WHAT TO DO:
From the listing below, pull out every line where the string "Bryceunknwn" appears.

DATA TO USE:
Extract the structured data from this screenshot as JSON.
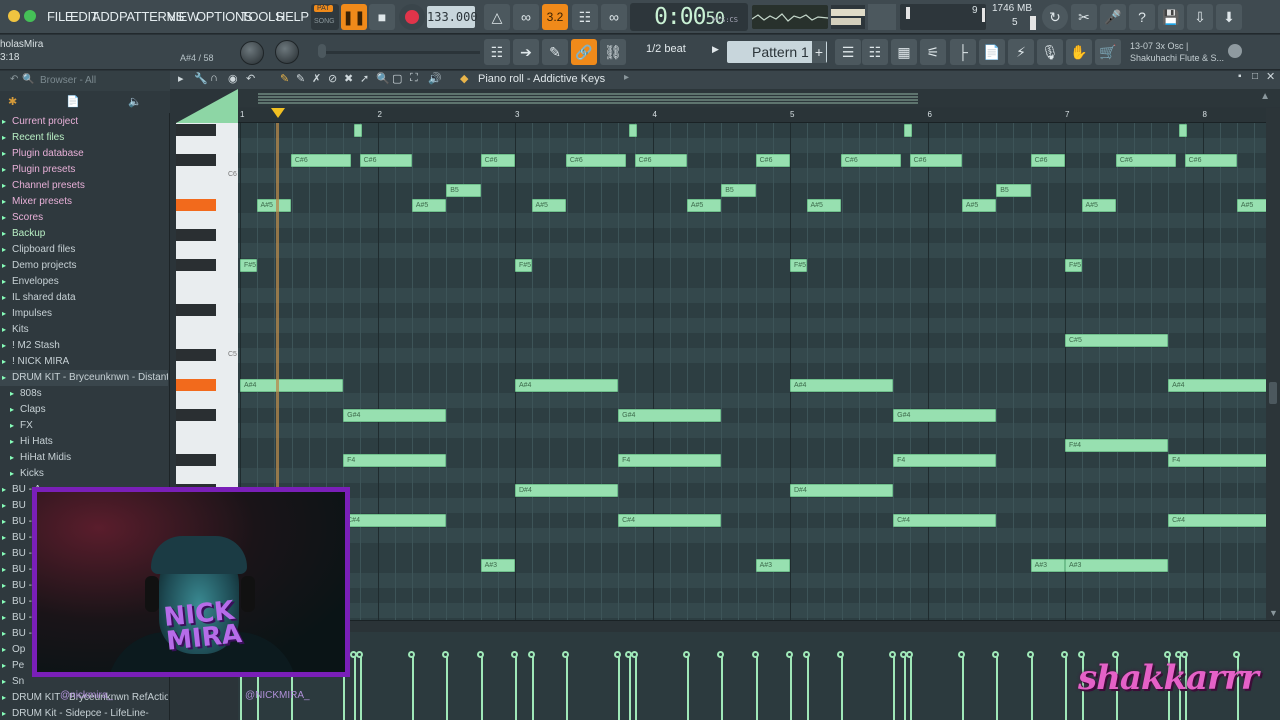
{
  "menu": {
    "items": [
      "FILE",
      "EDIT",
      "ADD",
      "PATTERNS",
      "VIEW",
      "OPTIONS",
      "TOOLS",
      "HELP"
    ]
  },
  "transport": {
    "pat_label": "PAT",
    "song_label": "SONG",
    "tempo": "133.000",
    "time": "0:00",
    "time_sub": "50",
    "time_unit": "M:S:CS",
    "cpu": "9",
    "memory": "1746 MB",
    "polyphony": "5",
    "pattern_indicator": "3.2"
  },
  "hint_bar": {
    "project_name": "holasMira",
    "time_info": "3:18",
    "note_info": "A#4 / 58",
    "snap": "1/2 beat",
    "pattern": "Pattern 1",
    "plugin_line1": "13-07  3x Osc |",
    "plugin_line2": "Shakuhachi Flute & S..."
  },
  "browser": {
    "header": "Browser - All",
    "items": [
      {
        "label": "Current project",
        "color": "pink"
      },
      {
        "label": "Recent files",
        "color": "green"
      },
      {
        "label": "Plugin database",
        "color": "pink"
      },
      {
        "label": "Plugin presets",
        "color": "pink"
      },
      {
        "label": "Channel presets",
        "color": "pink"
      },
      {
        "label": "Mixer presets",
        "color": "pink"
      },
      {
        "label": "Scores",
        "color": "pink"
      },
      {
        "label": "Backup",
        "color": "green"
      },
      {
        "label": "Clipboard files",
        "color": "plain"
      },
      {
        "label": "Demo projects",
        "color": "plain"
      },
      {
        "label": "Envelopes",
        "color": "plain"
      },
      {
        "label": "IL shared data",
        "color": "plain"
      },
      {
        "label": "Impulses",
        "color": "plain"
      },
      {
        "label": "Kits",
        "color": "plain"
      },
      {
        "label": "! M2 Stash",
        "color": "plain"
      },
      {
        "label": "! NICK MIRA",
        "color": "plain"
      },
      {
        "label": "DRUM KIT - Bryceunknwn - Distant",
        "color": "plain"
      },
      {
        "label": "808s",
        "color": "plain"
      },
      {
        "label": "Claps",
        "color": "plain"
      },
      {
        "label": "FX",
        "color": "plain"
      },
      {
        "label": "Hi Hats",
        "color": "plain"
      },
      {
        "label": "HiHat Midis",
        "color": "plain"
      },
      {
        "label": "Kicks",
        "color": "plain"
      },
      {
        "label": "BU - A",
        "color": "plain"
      },
      {
        "label": "BU",
        "color": "plain"
      },
      {
        "label": "BU - I",
        "color": "plain"
      },
      {
        "label": "BU - I",
        "color": "plain"
      },
      {
        "label": "BU - C",
        "color": "plain"
      },
      {
        "label": "BU - P",
        "color": "plain"
      },
      {
        "label": "BU - S",
        "color": "plain"
      },
      {
        "label": "BU - S",
        "color": "plain"
      },
      {
        "label": "BU - T",
        "color": "plain"
      },
      {
        "label": "BU - T",
        "color": "plain"
      },
      {
        "label": "Op",
        "color": "plain"
      },
      {
        "label": "Pe",
        "color": "plain"
      },
      {
        "label": "Sn",
        "color": "plain"
      },
      {
        "label": "DRUM KIT - Bryceunknwn RefAction",
        "color": "plain"
      },
      {
        "label": "DRUM Kit - Sidepce - LifeLine-",
        "color": "plain"
      }
    ]
  },
  "piano_roll": {
    "title": "Piano roll - Addictive Keys",
    "ruler": [
      "1",
      "2",
      "3",
      "4",
      "5",
      "6",
      "7",
      "8"
    ],
    "key_labels": [
      "C6",
      "C5"
    ],
    "notes": [
      {
        "label": "",
        "bar": 1.83,
        "len": 0.06,
        "row": 0
      },
      {
        "label": "",
        "bar": 3.83,
        "len": 0.06,
        "row": 0
      },
      {
        "label": "",
        "bar": 5.83,
        "len": 0.06,
        "row": 0
      },
      {
        "label": "",
        "bar": 7.83,
        "len": 0.06,
        "row": 0
      },
      {
        "label": "C#6",
        "bar": 1.37,
        "len": 0.44,
        "row": 2
      },
      {
        "label": "C#6",
        "bar": 1.87,
        "len": 0.38,
        "row": 2
      },
      {
        "label": "C#6",
        "bar": 2.75,
        "len": 0.25,
        "row": 2
      },
      {
        "label": "C#6",
        "bar": 3.37,
        "len": 0.44,
        "row": 2
      },
      {
        "label": "C#6",
        "bar": 3.87,
        "len": 0.38,
        "row": 2
      },
      {
        "label": "C#6",
        "bar": 4.75,
        "len": 0.25,
        "row": 2
      },
      {
        "label": "C#6",
        "bar": 5.37,
        "len": 0.44,
        "row": 2
      },
      {
        "label": "C#6",
        "bar": 5.87,
        "len": 0.38,
        "row": 2
      },
      {
        "label": "C#6",
        "bar": 6.75,
        "len": 0.25,
        "row": 2
      },
      {
        "label": "C#6",
        "bar": 7.37,
        "len": 0.44,
        "row": 2
      },
      {
        "label": "C#6",
        "bar": 7.87,
        "len": 0.38,
        "row": 2
      },
      {
        "label": "B5",
        "bar": 2.5,
        "len": 0.25,
        "row": 4
      },
      {
        "label": "B5",
        "bar": 4.5,
        "len": 0.25,
        "row": 4
      },
      {
        "label": "B5",
        "bar": 6.5,
        "len": 0.25,
        "row": 4
      },
      {
        "label": "A#5",
        "bar": 1.12,
        "len": 0.25,
        "row": 5
      },
      {
        "label": "A#5",
        "bar": 2.25,
        "len": 0.25,
        "row": 5
      },
      {
        "label": "A#5",
        "bar": 3.12,
        "len": 0.25,
        "row": 5
      },
      {
        "label": "A#5",
        "bar": 4.25,
        "len": 0.25,
        "row": 5
      },
      {
        "label": "A#5",
        "bar": 5.12,
        "len": 0.25,
        "row": 5
      },
      {
        "label": "A#5",
        "bar": 6.25,
        "len": 0.25,
        "row": 5
      },
      {
        "label": "A#5",
        "bar": 7.12,
        "len": 0.25,
        "row": 5
      },
      {
        "label": "A#5",
        "bar": 8.25,
        "len": 0.25,
        "row": 5
      },
      {
        "label": "F#5",
        "bar": 1.0,
        "len": 0.12,
        "row": 9
      },
      {
        "label": "F#5",
        "bar": 3.0,
        "len": 0.12,
        "row": 9
      },
      {
        "label": "F#5",
        "bar": 5.0,
        "len": 0.12,
        "row": 9
      },
      {
        "label": "F#5",
        "bar": 7.0,
        "len": 0.12,
        "row": 9
      },
      {
        "label": "C#5",
        "bar": 7.0,
        "len": 0.75,
        "row": 14
      },
      {
        "label": "A#4",
        "bar": 1.0,
        "len": 0.75,
        "row": 17
      },
      {
        "label": "A#4",
        "bar": 3.0,
        "len": 0.75,
        "row": 17
      },
      {
        "label": "A#4",
        "bar": 5.0,
        "len": 0.75,
        "row": 17
      },
      {
        "label": "A#4",
        "bar": 7.75,
        "len": 0.75,
        "row": 17
      },
      {
        "label": "G#4",
        "bar": 1.75,
        "len": 0.75,
        "row": 19
      },
      {
        "label": "G#4",
        "bar": 3.75,
        "len": 0.75,
        "row": 19
      },
      {
        "label": "G#4",
        "bar": 5.75,
        "len": 0.75,
        "row": 19
      },
      {
        "label": "F#4",
        "bar": 7.0,
        "len": 0.75,
        "row": 21
      },
      {
        "label": "F4",
        "bar": 1.75,
        "len": 0.75,
        "row": 22
      },
      {
        "label": "F4",
        "bar": 3.75,
        "len": 0.75,
        "row": 22
      },
      {
        "label": "F4",
        "bar": 5.75,
        "len": 0.75,
        "row": 22
      },
      {
        "label": "F4",
        "bar": 7.75,
        "len": 0.75,
        "row": 22
      },
      {
        "label": "D#4",
        "bar": 3.0,
        "len": 0.75,
        "row": 24
      },
      {
        "label": "D#4",
        "bar": 5.0,
        "len": 0.75,
        "row": 24
      },
      {
        "label": "C#4",
        "bar": 1.75,
        "len": 0.75,
        "row": 26
      },
      {
        "label": "C#4",
        "bar": 3.75,
        "len": 0.75,
        "row": 26
      },
      {
        "label": "C#4",
        "bar": 5.75,
        "len": 0.75,
        "row": 26
      },
      {
        "label": "C#4",
        "bar": 7.75,
        "len": 0.75,
        "row": 26
      },
      {
        "label": "A#3",
        "bar": 2.75,
        "len": 0.25,
        "row": 29
      },
      {
        "label": "A#3",
        "bar": 4.75,
        "len": 0.25,
        "row": 29
      },
      {
        "label": "A#3",
        "bar": 6.75,
        "len": 0.25,
        "row": 29
      },
      {
        "label": "A#3",
        "bar": 7.0,
        "len": 0.75,
        "row": 29
      }
    ]
  },
  "overlay": {
    "cam_logo": "NICK\nMIRA",
    "watermark": "shakkarrr",
    "social_handle": "@nickmira_",
    "social_handle2": "@NICKMIRA_"
  },
  "colors": {
    "note": "#97e0b0",
    "accent": "#f08a1a",
    "highlight_key": "#f26a1c",
    "webcam_border": "#7a1fb8",
    "watermark": "#e561c7"
  }
}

THE REPLY:
        "label": "DRUM KIT - Bryceunknwn - Distant",
        "label": "DRUM KIT - Bryceunknwn RefAction",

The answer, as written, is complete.